RAW RECORDS
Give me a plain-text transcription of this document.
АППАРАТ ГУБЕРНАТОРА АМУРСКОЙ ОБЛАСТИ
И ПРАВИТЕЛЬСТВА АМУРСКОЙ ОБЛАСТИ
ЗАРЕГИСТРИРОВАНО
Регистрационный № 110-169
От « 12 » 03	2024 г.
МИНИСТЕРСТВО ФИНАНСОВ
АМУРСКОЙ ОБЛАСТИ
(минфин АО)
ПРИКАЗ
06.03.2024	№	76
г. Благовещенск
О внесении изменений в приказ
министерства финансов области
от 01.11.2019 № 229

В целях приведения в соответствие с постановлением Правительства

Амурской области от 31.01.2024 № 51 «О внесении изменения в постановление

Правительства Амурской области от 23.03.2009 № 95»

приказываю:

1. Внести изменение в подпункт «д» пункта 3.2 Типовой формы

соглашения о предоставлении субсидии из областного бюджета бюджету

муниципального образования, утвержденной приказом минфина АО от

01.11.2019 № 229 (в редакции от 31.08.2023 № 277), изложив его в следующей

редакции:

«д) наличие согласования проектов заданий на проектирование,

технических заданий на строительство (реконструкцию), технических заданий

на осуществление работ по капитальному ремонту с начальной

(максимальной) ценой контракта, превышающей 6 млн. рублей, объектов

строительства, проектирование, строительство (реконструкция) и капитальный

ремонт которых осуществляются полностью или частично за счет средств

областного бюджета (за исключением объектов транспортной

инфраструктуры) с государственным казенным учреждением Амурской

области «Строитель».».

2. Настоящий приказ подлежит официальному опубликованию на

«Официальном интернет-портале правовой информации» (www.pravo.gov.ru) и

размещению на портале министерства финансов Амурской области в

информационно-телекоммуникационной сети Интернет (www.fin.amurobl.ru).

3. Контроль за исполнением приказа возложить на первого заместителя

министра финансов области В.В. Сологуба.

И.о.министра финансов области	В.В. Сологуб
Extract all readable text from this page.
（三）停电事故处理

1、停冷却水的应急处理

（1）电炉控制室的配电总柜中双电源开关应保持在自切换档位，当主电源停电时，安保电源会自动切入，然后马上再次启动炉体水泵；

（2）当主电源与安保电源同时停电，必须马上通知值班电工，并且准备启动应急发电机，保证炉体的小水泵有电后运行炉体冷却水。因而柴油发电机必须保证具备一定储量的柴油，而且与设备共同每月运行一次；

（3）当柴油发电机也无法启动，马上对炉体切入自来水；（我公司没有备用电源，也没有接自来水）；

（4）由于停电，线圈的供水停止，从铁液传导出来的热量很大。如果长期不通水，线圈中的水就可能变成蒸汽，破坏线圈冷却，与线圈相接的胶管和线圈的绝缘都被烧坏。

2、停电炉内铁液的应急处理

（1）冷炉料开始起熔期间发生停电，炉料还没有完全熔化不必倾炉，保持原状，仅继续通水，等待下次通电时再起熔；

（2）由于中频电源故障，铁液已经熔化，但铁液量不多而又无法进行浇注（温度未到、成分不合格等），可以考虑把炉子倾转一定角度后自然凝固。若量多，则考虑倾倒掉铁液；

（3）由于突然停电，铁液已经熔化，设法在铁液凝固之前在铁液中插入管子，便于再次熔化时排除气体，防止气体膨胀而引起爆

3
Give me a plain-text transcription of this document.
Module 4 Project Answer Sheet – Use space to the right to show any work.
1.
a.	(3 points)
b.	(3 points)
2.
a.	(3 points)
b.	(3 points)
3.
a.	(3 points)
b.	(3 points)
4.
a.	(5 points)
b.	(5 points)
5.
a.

JOB
Among the lines of the material, find those that hold the word "объектов" and copy them.

CORRECT RESULT
(максимальной) ценой контракта, превышающей 6 млн. рублей, объектов
областного бюджета (за исключением объектов транспортной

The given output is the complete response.